═════ Record set

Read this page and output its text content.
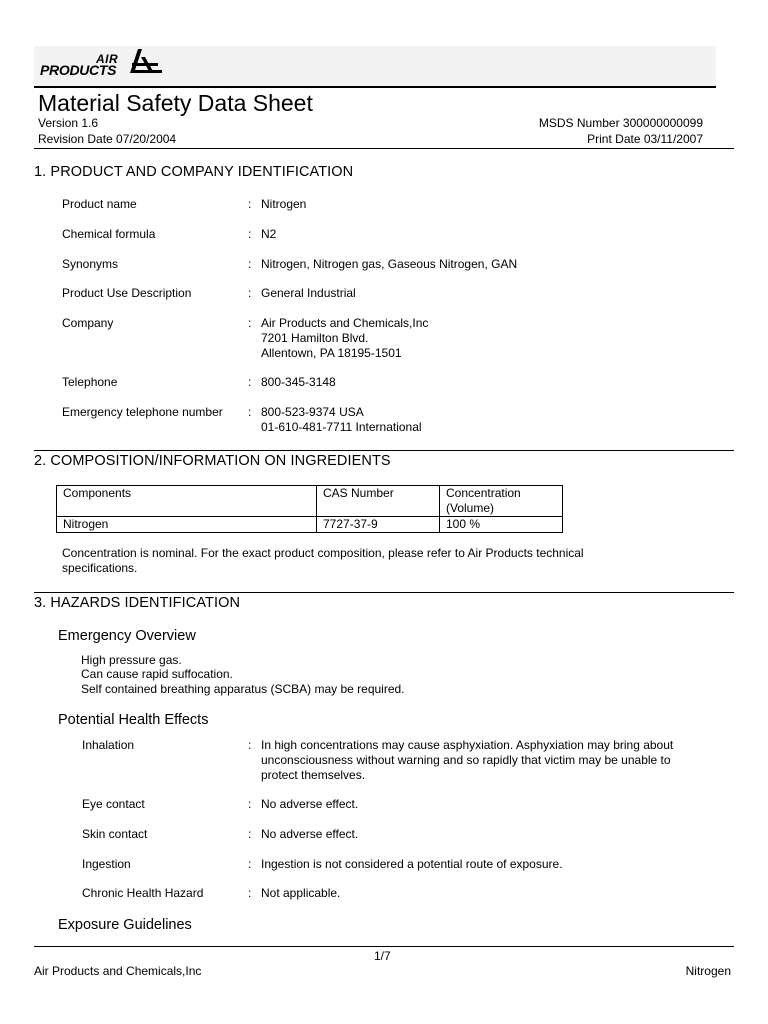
AIR
PRODUCTS
Material Safety Data Sheet
Version 1.6
Revision Date 07/20/2004
MSDS Number 300000000099
Print Date 03/11/2007
1. PRODUCT AND COMPANY IDENTIFICATION
Product name	: Nitrogen
Chemical formula	: N2
Synonyms	: Nitrogen, Nitrogen gas, Gaseous Nitrogen, GAN
Product Use Description	: General Industrial
Company	: Air Products and Chemicals,Inc
7201 Hamilton Blvd.
Allentown, PA 18195-1501
Telephone	: 800-345-3148
Emergency telephone number : 800-523-9374 USA
01-610-481-7711 International
2. COMPOSITION/INFORMATION ON INGREDIENTS
Components	CAS Number	Concentration
(Volume)

Nitrogen	7727-37-9	100 %
Concentration is nominal. For the exact product composition, please refer to Air Products technical
specifications.
3. HAZARDS IDENTIFICATION
Emergency Overview
High pressure gas.
Can cause rapid suffocation.
Self contained breathing apparatus (SCBA) may be required.
Potential Health Effects
Inhalation	: In high concentrations may cause asphyxiation. Asphyxiation may bring about
unconsciousness without warning and so rapidly that victim may be unable to
protect themselves.
Eye contact	: No adverse effect.
Skin contact	: No adverse effect.
Ingestion	: Ingestion is not considered a potential route of exposure.
Chronic Health Hazard	: Not applicable.
Exposure Guidelines
1/7
Air Products and Chemicals,Inc	Nitrogen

══════════

- **Task description**: Retype every record above exactly as written, but leave out the pictures.

- **Result for this exercise**:
Read this page and output its text content.
AIR
PRODUCTS
Material Safety Data Sheet
Version 1.6
Revision Date 07/20/2004
MSDS Number 300000000099
Print Date 03/11/2007
1. PRODUCT AND COMPANY IDENTIFICATION
Product name	: Nitrogen
Chemical formula	: N2
Synonyms	: Nitrogen, Nitrogen gas, Gaseous Nitrogen, GAN
Product Use Description	: General Industrial
Company	: Air Products and Chemicals,Inc
7201 Hamilton Blvd.
Allentown, PA 18195-1501
Telephone	: 800-345-3148
Emergency telephone number : 800-523-9374 USA
01-610-481-7711 International
2. COMPOSITION/INFORMATION ON INGREDIENTS
Components	CAS Number	Concentration
(Volume)

Nitrogen	7727-37-9	100 %
Concentration is nominal. For the exact product composition, please refer to Air Products technical
specifications.
3. HAZARDS IDENTIFICATION
Emergency Overview
High pressure gas.
Can cause rapid suffocation.
Self contained breathing apparatus (SCBA) may be required.
Potential Health Effects
Inhalation	: In high concentrations may cause asphyxiation. Asphyxiation may bring about
unconsciousness without warning and so rapidly that victim may be unable to
protect themselves.
Eye contact	: No adverse effect.
Skin contact	: No adverse effect.
Ingestion	: Ingestion is not considered a potential route of exposure.
Chronic Health Hazard	: Not applicable.
Exposure Guidelines
1/7
Air Products and Chemicals,Inc	Nitrogen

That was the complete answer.